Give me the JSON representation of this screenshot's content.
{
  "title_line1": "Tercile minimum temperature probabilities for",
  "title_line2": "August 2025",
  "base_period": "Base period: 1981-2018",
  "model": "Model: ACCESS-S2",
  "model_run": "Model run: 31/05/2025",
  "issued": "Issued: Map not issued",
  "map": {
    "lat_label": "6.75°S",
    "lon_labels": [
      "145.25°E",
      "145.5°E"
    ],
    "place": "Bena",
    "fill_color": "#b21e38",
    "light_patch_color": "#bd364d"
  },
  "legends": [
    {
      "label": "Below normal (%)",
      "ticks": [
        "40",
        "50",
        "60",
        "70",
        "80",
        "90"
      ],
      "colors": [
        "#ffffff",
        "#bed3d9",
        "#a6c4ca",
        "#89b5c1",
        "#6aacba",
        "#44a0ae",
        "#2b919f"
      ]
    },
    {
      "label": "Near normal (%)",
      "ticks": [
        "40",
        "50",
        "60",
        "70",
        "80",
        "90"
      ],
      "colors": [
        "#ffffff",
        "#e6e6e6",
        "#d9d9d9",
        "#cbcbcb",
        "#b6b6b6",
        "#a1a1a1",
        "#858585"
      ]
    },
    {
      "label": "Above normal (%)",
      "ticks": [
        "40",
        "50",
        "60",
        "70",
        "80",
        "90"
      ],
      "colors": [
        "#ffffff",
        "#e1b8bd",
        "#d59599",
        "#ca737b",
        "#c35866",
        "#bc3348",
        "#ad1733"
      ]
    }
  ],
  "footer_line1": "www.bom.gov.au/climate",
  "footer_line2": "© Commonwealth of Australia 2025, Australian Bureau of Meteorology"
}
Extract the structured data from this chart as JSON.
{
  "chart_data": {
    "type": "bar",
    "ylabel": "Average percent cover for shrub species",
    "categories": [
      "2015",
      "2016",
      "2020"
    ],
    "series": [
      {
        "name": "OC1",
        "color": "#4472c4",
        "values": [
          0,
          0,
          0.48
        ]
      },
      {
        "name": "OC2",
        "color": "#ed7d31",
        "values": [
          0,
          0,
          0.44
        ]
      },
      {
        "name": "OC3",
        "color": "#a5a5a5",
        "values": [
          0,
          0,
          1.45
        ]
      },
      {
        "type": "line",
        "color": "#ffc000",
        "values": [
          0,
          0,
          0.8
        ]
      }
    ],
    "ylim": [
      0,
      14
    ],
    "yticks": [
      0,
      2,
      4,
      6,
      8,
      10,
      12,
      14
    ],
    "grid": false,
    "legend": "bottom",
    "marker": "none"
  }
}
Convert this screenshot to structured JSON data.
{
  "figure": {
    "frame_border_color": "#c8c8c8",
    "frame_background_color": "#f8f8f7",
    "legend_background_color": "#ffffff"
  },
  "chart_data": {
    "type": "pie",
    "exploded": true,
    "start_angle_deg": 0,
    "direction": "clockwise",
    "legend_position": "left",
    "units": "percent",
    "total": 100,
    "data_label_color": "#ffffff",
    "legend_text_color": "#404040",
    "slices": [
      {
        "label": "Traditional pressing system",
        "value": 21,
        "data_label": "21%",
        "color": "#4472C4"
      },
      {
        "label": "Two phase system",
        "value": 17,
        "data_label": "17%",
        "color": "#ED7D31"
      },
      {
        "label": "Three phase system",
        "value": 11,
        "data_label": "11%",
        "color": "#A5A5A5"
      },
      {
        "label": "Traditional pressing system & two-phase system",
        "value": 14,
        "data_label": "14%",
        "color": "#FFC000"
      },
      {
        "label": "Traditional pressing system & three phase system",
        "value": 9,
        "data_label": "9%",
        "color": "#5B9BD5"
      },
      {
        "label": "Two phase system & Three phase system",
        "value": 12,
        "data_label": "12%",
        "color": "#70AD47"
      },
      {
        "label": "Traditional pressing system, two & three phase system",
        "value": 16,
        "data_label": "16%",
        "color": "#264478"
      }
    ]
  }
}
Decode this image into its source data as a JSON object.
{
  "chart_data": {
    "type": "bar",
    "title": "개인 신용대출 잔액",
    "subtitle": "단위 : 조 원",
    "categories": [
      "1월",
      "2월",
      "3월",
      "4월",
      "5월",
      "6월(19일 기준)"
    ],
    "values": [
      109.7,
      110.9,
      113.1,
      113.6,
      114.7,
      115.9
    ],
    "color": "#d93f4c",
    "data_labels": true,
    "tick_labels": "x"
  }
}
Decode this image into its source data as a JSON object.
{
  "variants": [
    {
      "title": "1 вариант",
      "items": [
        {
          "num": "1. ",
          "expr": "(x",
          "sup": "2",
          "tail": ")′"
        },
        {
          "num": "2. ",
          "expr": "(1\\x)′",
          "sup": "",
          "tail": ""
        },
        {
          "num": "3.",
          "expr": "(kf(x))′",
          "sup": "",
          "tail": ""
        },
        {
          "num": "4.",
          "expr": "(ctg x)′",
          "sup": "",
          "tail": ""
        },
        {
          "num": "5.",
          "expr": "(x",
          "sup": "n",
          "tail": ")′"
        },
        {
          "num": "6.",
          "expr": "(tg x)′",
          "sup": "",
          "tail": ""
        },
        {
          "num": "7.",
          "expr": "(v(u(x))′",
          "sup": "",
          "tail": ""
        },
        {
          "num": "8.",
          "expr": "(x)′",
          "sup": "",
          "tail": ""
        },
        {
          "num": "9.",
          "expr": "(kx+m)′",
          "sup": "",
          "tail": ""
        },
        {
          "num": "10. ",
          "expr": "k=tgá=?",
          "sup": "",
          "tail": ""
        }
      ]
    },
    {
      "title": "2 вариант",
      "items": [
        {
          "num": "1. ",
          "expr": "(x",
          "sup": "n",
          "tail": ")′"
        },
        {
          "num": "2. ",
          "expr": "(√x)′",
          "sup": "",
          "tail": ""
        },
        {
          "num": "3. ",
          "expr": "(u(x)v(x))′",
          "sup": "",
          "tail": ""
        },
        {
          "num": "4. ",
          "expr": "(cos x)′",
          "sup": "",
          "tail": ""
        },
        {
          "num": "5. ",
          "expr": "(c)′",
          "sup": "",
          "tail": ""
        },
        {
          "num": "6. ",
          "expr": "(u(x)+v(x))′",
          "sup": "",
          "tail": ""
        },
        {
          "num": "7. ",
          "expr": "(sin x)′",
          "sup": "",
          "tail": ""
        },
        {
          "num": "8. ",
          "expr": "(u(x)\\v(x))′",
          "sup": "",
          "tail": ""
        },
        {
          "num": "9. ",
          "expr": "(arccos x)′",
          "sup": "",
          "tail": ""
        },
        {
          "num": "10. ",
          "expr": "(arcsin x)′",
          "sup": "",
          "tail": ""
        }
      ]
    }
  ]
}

• _Exercise objective_
Your task is to collect every line above that contains the word "Traditional".

• _Finished answer_
        "label": "Traditional pressing system",
        "label": "Traditional pressing system & two-phase system",
        "label": "Traditional pressing system & three phase system",
        "label": "Traditional pressing system, two & three phase system",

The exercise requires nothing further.